>> start DATA FOR THE TASK
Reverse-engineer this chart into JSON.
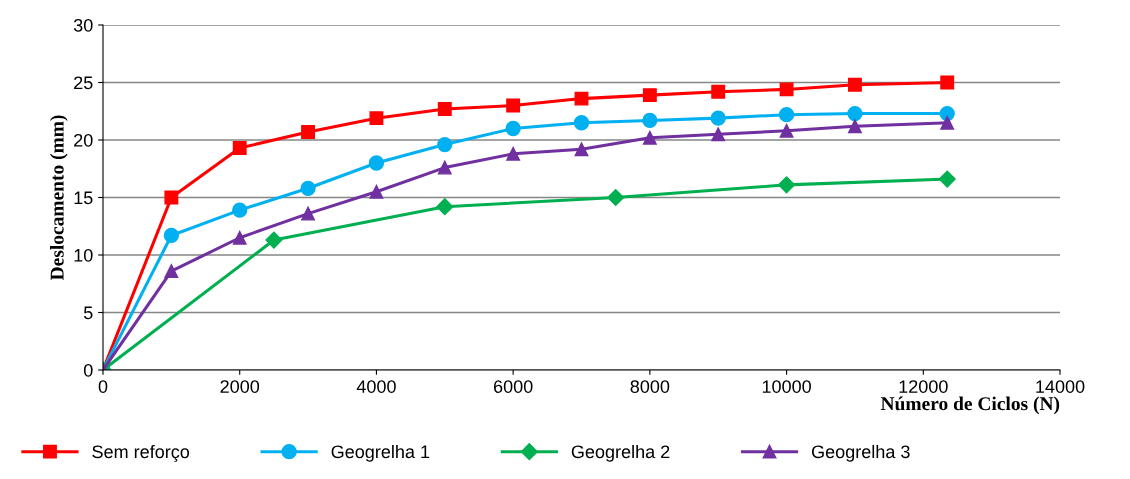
{
  "chart_data": {
    "type": "line",
    "xlabel": "Número de Ciclos (N)",
    "ylabel": "Deslocamento (mm)",
    "xlim": [
      0,
      14000
    ],
    "xticks": [
      0,
      2000,
      4000,
      6000,
      8000,
      10000,
      12000,
      14000
    ],
    "ylim": [
      0,
      30
    ],
    "yticks": [
      0,
      5,
      10,
      15,
      20,
      25,
      30
    ],
    "grid": "y",
    "legend": "bottom",
    "series": [
      {
        "name": "Sem reforço",
        "color": "#ff0000",
        "marker": "square",
        "x": [
          0,
          1000,
          2000,
          3000,
          4000,
          5000,
          6000,
          7000,
          8000,
          9000,
          10000,
          11000,
          12350
        ],
        "values": [
          0,
          15.0,
          19.3,
          20.7,
          21.9,
          22.7,
          23.0,
          23.6,
          23.9,
          24.2,
          24.4,
          24.8,
          25.0
        ]
      },
      {
        "name": "Geogrelha 1",
        "color": "#00b0f0",
        "marker": "circle",
        "x": [
          0,
          1000,
          2000,
          3000,
          4000,
          5000,
          6000,
          7000,
          8000,
          9000,
          10000,
          11000,
          12350
        ],
        "values": [
          0,
          11.7,
          13.9,
          15.8,
          18.0,
          19.6,
          21.0,
          21.5,
          21.7,
          21.9,
          22.2,
          22.3,
          22.3
        ]
      },
      {
        "name": "Geogrelha 2",
        "color": "#00b050",
        "marker": "diamond",
        "x": [
          0,
          2500,
          5000,
          7500,
          10000,
          12350
        ],
        "values": [
          0,
          11.3,
          14.2,
          15.0,
          16.1,
          16.6
        ]
      },
      {
        "name": "Geogrelha 3",
        "color": "#7030a0",
        "marker": "triangle",
        "x": [
          0,
          1000,
          2000,
          3000,
          4000,
          5000,
          6000,
          7000,
          8000,
          9000,
          10000,
          11000,
          12350
        ],
        "values": [
          0,
          8.6,
          11.5,
          13.6,
          15.5,
          17.6,
          18.8,
          19.2,
          20.2,
          20.5,
          20.8,
          21.2,
          21.5
        ]
      }
    ]
  }
}
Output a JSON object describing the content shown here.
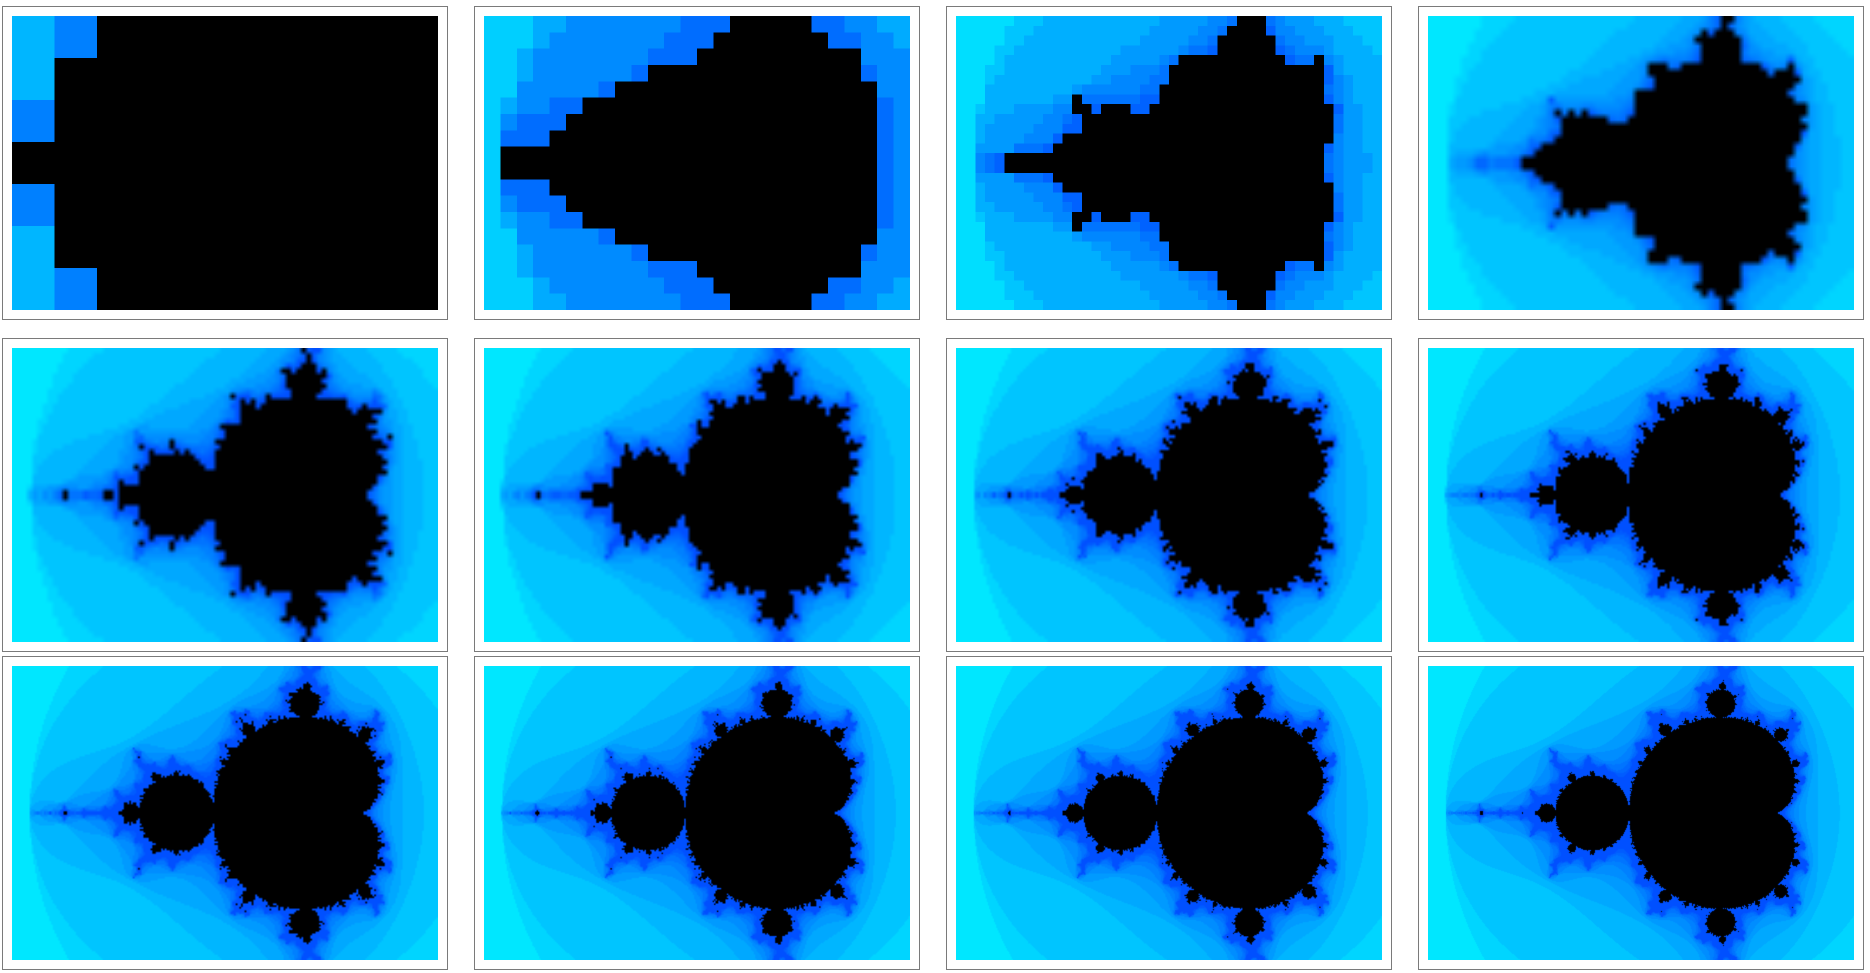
{
  "figure": {
    "set": "Mandelbrot",
    "palette": {
      "inside": "#000000",
      "low": "#0050ff",
      "high": "#00ffff"
    },
    "panels": [
      {
        "grid": [
          10,
          7
        ],
        "iterations": 3,
        "pixelated": true
      },
      {
        "grid": [
          26,
          18
        ],
        "iterations": 5,
        "pixelated": true
      },
      {
        "grid": [
          44,
          30
        ],
        "iterations": 8,
        "pixelated": true
      },
      {
        "grid": [
          64,
          44
        ],
        "iterations": 12,
        "pixelated": false
      },
      {
        "grid": [
          84,
          58
        ],
        "iterations": 18,
        "pixelated": false
      },
      {
        "grid": [
          106,
          74
        ],
        "iterations": 24,
        "pixelated": false
      },
      {
        "grid": [
          140,
          98
        ],
        "iterations": 32,
        "pixelated": false
      },
      {
        "grid": [
          180,
          126
        ],
        "iterations": 40,
        "pixelated": false
      },
      {
        "grid": [
          240,
          166
        ],
        "iterations": 60,
        "pixelated": false
      },
      {
        "grid": [
          300,
          208
        ],
        "iterations": 80,
        "pixelated": false
      },
      {
        "grid": [
          360,
          248
        ],
        "iterations": 110,
        "pixelated": false
      },
      {
        "grid": [
          426,
          294
        ],
        "iterations": 160,
        "pixelated": false
      }
    ]
  }
}
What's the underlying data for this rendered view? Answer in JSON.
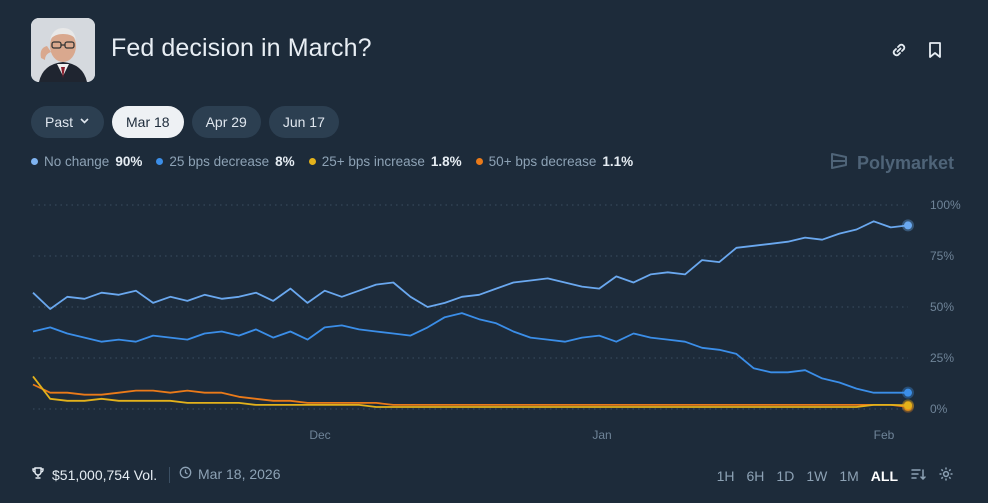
{
  "header": {
    "title": "Fed decision in March?",
    "avatar_alt": "speaker-portrait",
    "link_icon": "link-icon",
    "bookmark_icon": "bookmark-icon"
  },
  "tabs": [
    {
      "label": "Past",
      "active": false,
      "dropdown": true
    },
    {
      "label": "Mar 18",
      "active": true
    },
    {
      "label": "Apr 29",
      "active": false
    },
    {
      "label": "Jun 17",
      "active": false
    }
  ],
  "legend": [
    {
      "name": "No change",
      "value": "90%",
      "color": "#7fb3f0"
    },
    {
      "name": "25 bps decrease",
      "value": "8%",
      "color": "#3b8ee8"
    },
    {
      "name": "25+ bps increase",
      "value": "1.8%",
      "color": "#e3b21b"
    },
    {
      "name": "50+ bps decrease",
      "value": "1.1%",
      "color": "#ea7a19"
    }
  ],
  "brand": "Polymarket",
  "chart_data": {
    "type": "line",
    "y_ticks": [
      "100%",
      "75%",
      "50%",
      "25%",
      "0%"
    ],
    "ylim": [
      0,
      100
    ],
    "x_ticks": [
      "Dec",
      "Jan",
      "Feb"
    ],
    "grid": true,
    "series": [
      {
        "name": "No change",
        "color": "#6aa8ef",
        "values": [
          57,
          49,
          55,
          54,
          57,
          56,
          58,
          52,
          55,
          53,
          56,
          54,
          55,
          57,
          53,
          59,
          52,
          58,
          55,
          58,
          61,
          62,
          55,
          50,
          52,
          55,
          56,
          59,
          62,
          63,
          64,
          62,
          60,
          59,
          65,
          62,
          66,
          67,
          66,
          73,
          72,
          79,
          80,
          81,
          82,
          84,
          83,
          86,
          88,
          92,
          89,
          90
        ]
      },
      {
        "name": "25 bps decrease",
        "color": "#3b8ee8",
        "values": [
          38,
          40,
          37,
          35,
          33,
          34,
          33,
          36,
          35,
          34,
          37,
          38,
          36,
          39,
          35,
          38,
          34,
          40,
          41,
          39,
          38,
          37,
          36,
          40,
          45,
          47,
          44,
          42,
          38,
          35,
          34,
          33,
          35,
          36,
          33,
          37,
          35,
          34,
          33,
          30,
          29,
          27,
          20,
          18,
          18,
          19,
          15,
          13,
          10,
          8,
          8,
          8
        ]
      },
      {
        "name": "25+ bps increase",
        "color": "#e3b21b",
        "values": [
          16,
          5,
          4,
          4,
          5,
          4,
          4,
          4,
          4,
          3,
          3,
          3,
          3,
          2,
          2,
          2,
          2,
          2,
          2,
          2,
          1,
          1,
          1,
          1,
          1,
          1,
          1,
          1,
          1,
          1,
          1,
          1,
          1,
          1,
          1,
          1,
          1,
          1,
          1,
          1,
          1,
          1,
          1,
          1,
          1,
          1,
          1,
          1,
          1,
          2,
          2,
          1.8
        ]
      },
      {
        "name": "50+ bps decrease",
        "color": "#ea7a19",
        "values": [
          12,
          8,
          8,
          7,
          7,
          8,
          9,
          9,
          8,
          9,
          8,
          8,
          6,
          5,
          4,
          4,
          3,
          3,
          3,
          3,
          3,
          2,
          2,
          2,
          2,
          2,
          2,
          2,
          2,
          2,
          2,
          2,
          2,
          2,
          2,
          2,
          2,
          2,
          2,
          2,
          2,
          2,
          2,
          2,
          2,
          2,
          2,
          2,
          2,
          2,
          2,
          1.1
        ]
      }
    ]
  },
  "footer": {
    "volume": "$51,000,754 Vol.",
    "date": "Mar 18, 2026",
    "ranges": [
      {
        "label": "1H",
        "active": false
      },
      {
        "label": "6H",
        "active": false
      },
      {
        "label": "1D",
        "active": false
      },
      {
        "label": "1W",
        "active": false
      },
      {
        "label": "1M",
        "active": false
      },
      {
        "label": "ALL",
        "active": true
      }
    ]
  }
}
>> end DATA FOR THE TASK
▸ **WORK REQUIRED**
Leave out the pictures and give the listing above again exactly.

▸ **WRITTEN ANSWER**
Reverse-engineer this chart into JSON.
{
  "chart_data": {
    "type": "line",
    "xlabel": "Número de Ciclos (N)",
    "ylabel": "Deslocamento (mm)",
    "xlim": [
      0,
      14000
    ],
    "xticks": [
      0,
      2000,
      4000,
      6000,
      8000,
      10000,
      12000,
      14000
    ],
    "ylim": [
      0,
      30
    ],
    "yticks": [
      0,
      5,
      10,
      15,
      20,
      25,
      30
    ],
    "grid": "y",
    "legend": "bottom",
    "series": [
      {
        "name": "Sem reforço",
        "color": "#ff0000",
        "marker": "square",
        "x": [
          0,
          1000,
          2000,
          3000,
          4000,
          5000,
          6000,
          7000,
          8000,
          9000,
          10000,
          11000,
          12350
        ],
        "values": [
          0,
          15.0,
          19.3,
          20.7,
          21.9,
          22.7,
          23.0,
          23.6,
          23.9,
          24.2,
          24.4,
          24.8,
          25.0
        ]
      },
      {
        "name": "Geogrelha 1",
        "color": "#00b0f0",
        "marker": "circle",
        "x": [
          0,
          1000,
          2000,
          3000,
          4000,
          5000,
          6000,
          7000,
          8000,
          9000,
          10000,
          11000,
          12350
        ],
        "values": [
          0,
          11.7,
          13.9,
          15.8,
          18.0,
          19.6,
          21.0,
          21.5,
          21.7,
          21.9,
          22.2,
          22.3,
          22.3
        ]
      },
      {
        "name": "Geogrelha 2",
        "color": "#00b050",
        "marker": "diamond",
        "x": [
          0,
          2500,
          5000,
          7500,
          10000,
          12350
        ],
        "values": [
          0,
          11.3,
          14.2,
          15.0,
          16.1,
          16.6
        ]
      },
      {
        "name": "Geogrelha 3",
        "color": "#7030a0",
        "marker": "triangle",
        "x": [
          0,
          1000,
          2000,
          3000,
          4000,
          5000,
          6000,
          7000,
          8000,
          9000,
          10000,
          11000,
          12350
        ],
        "values": [
          0,
          8.6,
          11.5,
          13.6,
          15.5,
          17.6,
          18.8,
          19.2,
          20.2,
          20.5,
          20.8,
          21.2,
          21.5
        ]
      }
    ]
  }
}
Output a JSON object describing the content shown here.
{
  "figure": {
    "set": "Mandelbrot",
    "palette": {
      "inside": "#000000",
      "low": "#0050ff",
      "high": "#00ffff"
    },
    "panels": [
      {
        "grid": [
          10,
          7
        ],
        "iterations": 3,
        "pixelated": true
      },
      {
        "grid": [
          26,
          18
        ],
        "iterations": 5,
        "pixelated": true
      },
      {
        "grid": [
          44,
          30
        ],
        "iterations": 8,
        "pixelated": true
      },
      {
        "grid": [
          64,
          44
        ],
        "iterations": 12,
        "pixelated": false
      },
      {
        "grid": [
          84,
          58
        ],
        "iterations": 18,
        "pixelated": false
      },
      {
        "grid": [
          106,
          74
        ],
        "iterations": 24,
        "pixelated": false
      },
      {
        "grid": [
          140,
          98
        ],
        "iterations": 32,
        "pixelated": false
      },
      {
        "grid": [
          180,
          126
        ],
        "iterations": 40,
        "pixelated": false
      },
      {
        "grid": [
          240,
          166
        ],
        "iterations": 60,
        "pixelated": false
      },
      {
        "grid": [
          300,
          208
        ],
        "iterations": 80,
        "pixelated": false
      },
      {
        "grid": [
          360,
          248
        ],
        "iterations": 110,
        "pixelated": false
      },
      {
        "grid": [
          426,
          294
        ],
        "iterations": 160,
        "pixelated": false
      }
    ]
  }
}
What's the underlying data for this rendered view? Answer in JSON.
{
  "header": {
    "title": "Fed decision in March?",
    "avatar_alt": "speaker-portrait",
    "link_icon": "link-icon",
    "bookmark_icon": "bookmark-icon"
  },
  "tabs": [
    {
      "label": "Past",
      "active": false,
      "dropdown": true
    },
    {
      "label": "Mar 18",
      "active": true
    },
    {
      "label": "Apr 29",
      "active": false
    },
    {
      "label": "Jun 17",
      "active": false
    }
  ],
  "legend": [
    {
      "name": "No change",
      "value": "90%",
      "color": "#7fb3f0"
    },
    {
      "name": "25 bps decrease",
      "value": "8%",
      "color": "#3b8ee8"
    },
    {
      "name": "25+ bps increase",
      "value": "1.8%",
      "color": "#e3b21b"
    },
    {
      "name": "50+ bps decrease",
      "value": "1.1%",
      "color": "#ea7a19"
    }
  ],
  "brand": "Polymarket",
  "chart_data": {
    "type": "line",
    "y_ticks": [
      "100%",
      "75%",
      "50%",
      "25%",
      "0%"
    ],
    "ylim": [
      0,
      100
    ],
    "x_ticks": [
      "Dec",
      "Jan",
      "Feb"
    ],
    "grid": true,
    "series": [
      {
        "name": "No change",
        "color": "#6aa8ef",
        "values": [
          57,
          49,
          55,
          54,
          57,
          56,
          58,
          52,
          55,
          53,
          56,
          54,
          55,
          57,
          53,
          59,
          52,
          58,
          55,
          58,
          61,
          62,
          55,
          50,
          52,
          55,
          56,
          59,
          62,
          63,
          64,
          62,
          60,
          59,
          65,
          62,
          66,
          67,
          66,
          73,
          72,
          79,
          80,
          81,
          82,
          84,
          83,
          86,
          88,
          92,
          89,
          90
        ]
      },
      {
        "name": "25 bps decrease",
        "color": "#3b8ee8",
        "values": [
          38,
          40,
          37,
          35,
          33,
          34,
          33,
          36,
          35,
          34,
          37,
          38,
          36,
          39,
          35,
          38,
          34,
          40,
          41,
          39,
          38,
          37,
          36,
          40,
          45,
          47,
          44,
          42,
          38,
          35,
          34,
          33,
          35,
          36,
          33,
          37,
          35,
          34,
          33,
          30,
          29,
          27,
          20,
          18,
          18,
          19,
          15,
          13,
          10,
          8,
          8,
          8
        ]
      },
      {
        "name": "25+ bps increase",
        "color": "#e3b21b",
        "values": [
          16,
          5,
          4,
          4,
          5,
          4,
          4,
          4,
          4,
          3,
          3,
          3,
          3,
          2,
          2,
          2,
          2,
          2,
          2,
          2,
          1,
          1,
          1,
          1,
          1,
          1,
          1,
          1,
          1,
          1,
          1,
          1,
          1,
          1,
          1,
          1,
          1,
          1,
          1,
          1,
          1,
          1,
          1,
          1,
          1,
          1,
          1,
          1,
          1,
          2,
          2,
          1.8
        ]
      },
      {
        "name": "50+ bps decrease",
        "color": "#ea7a19",
        "values": [
          12,
          8,
          8,
          7,
          7,
          8,
          9,
          9,
          8,
          9,
          8,
          8,
          6,
          5,
          4,
          4,
          3,
          3,
          3,
          3,
          3,
          2,
          2,
          2,
          2,
          2,
          2,
          2,
          2,
          2,
          2,
          2,
          2,
          2,
          2,
          2,
          2,
          2,
          2,
          2,
          2,
          2,
          2,
          2,
          2,
          2,
          2,
          2,
          2,
          2,
          2,
          1.1
        ]
      }
    ]
  },
  "footer": {
    "volume": "$51,000,754 Vol.",
    "date": "Mar 18, 2026",
    "ranges": [
      {
        "label": "1H",
        "active": false
      },
      {
        "label": "6H",
        "active": false
      },
      {
        "label": "1D",
        "active": false
      },
      {
        "label": "1W",
        "active": false
      },
      {
        "label": "1M",
        "active": false
      },
      {
        "label": "ALL",
        "active": true
      }
    ]
  }
}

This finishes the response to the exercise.